• _STORED RECORDS_:
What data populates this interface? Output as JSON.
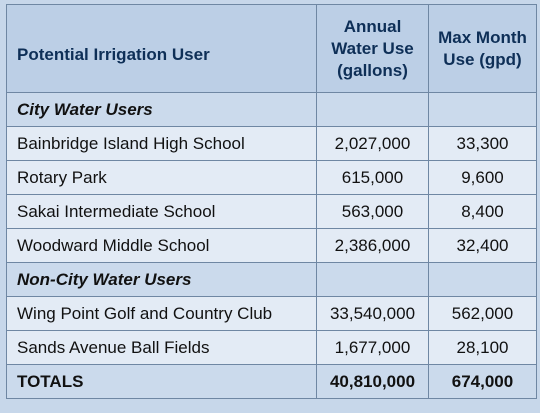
{
  "table": {
    "headers": {
      "user": "Potential Irrigation User",
      "annual": "Annual Water Use (gallons)",
      "max_month": "Max Month Use (gpd)"
    },
    "sections": [
      {
        "title": "City Water Users",
        "rows": [
          {
            "user": "Bainbridge Island High School",
            "annual": "2,027,000",
            "max_month": "33,300"
          },
          {
            "user": "Rotary Park",
            "annual": "615,000",
            "max_month": "9,600"
          },
          {
            "user": "Sakai Intermediate School",
            "annual": "563,000",
            "max_month": "8,400"
          },
          {
            "user": "Woodward Middle School",
            "annual": "2,386,000",
            "max_month": "32,400"
          }
        ]
      },
      {
        "title": "Non-City Water Users",
        "rows": [
          {
            "user": "Wing Point Golf and Country Club",
            "annual": "33,540,000",
            "max_month": "562,000"
          },
          {
            "user": "Sands Avenue Ball Fields",
            "annual": "1,677,000",
            "max_month": "28,100"
          }
        ]
      }
    ],
    "totals": {
      "label": "TOTALS",
      "annual": "40,810,000",
      "max_month": "674,000"
    }
  },
  "colors": {
    "header_bg": "#bccfe6",
    "header_text": "#0e2f57",
    "row_bg": "#e3ebf5",
    "section_bg": "#cbdaec",
    "border": "#6f87a3"
  }
}
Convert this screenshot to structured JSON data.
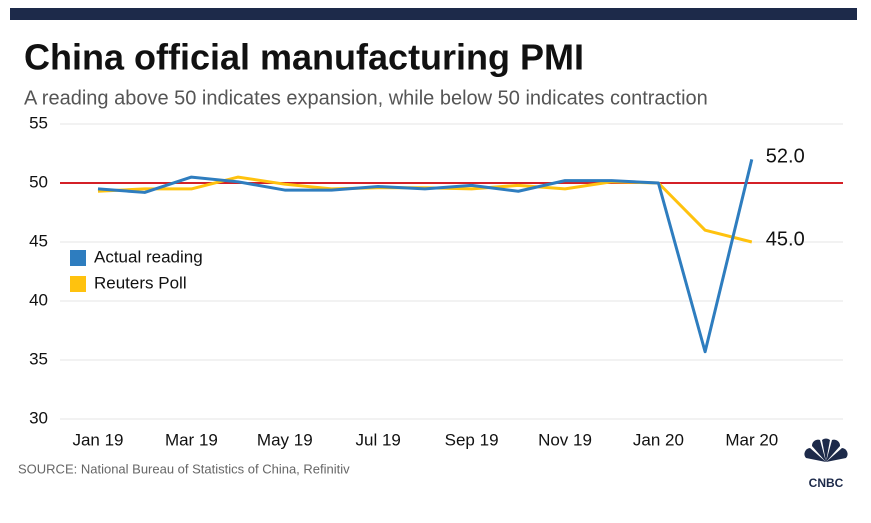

• _WRITTEN PROBLEM_:
Using the records given above, list every line that includes the word "City".

• _RESPONSE BELOW_:
        "title": "City Water Users",
        "title": "Non-City Water Users",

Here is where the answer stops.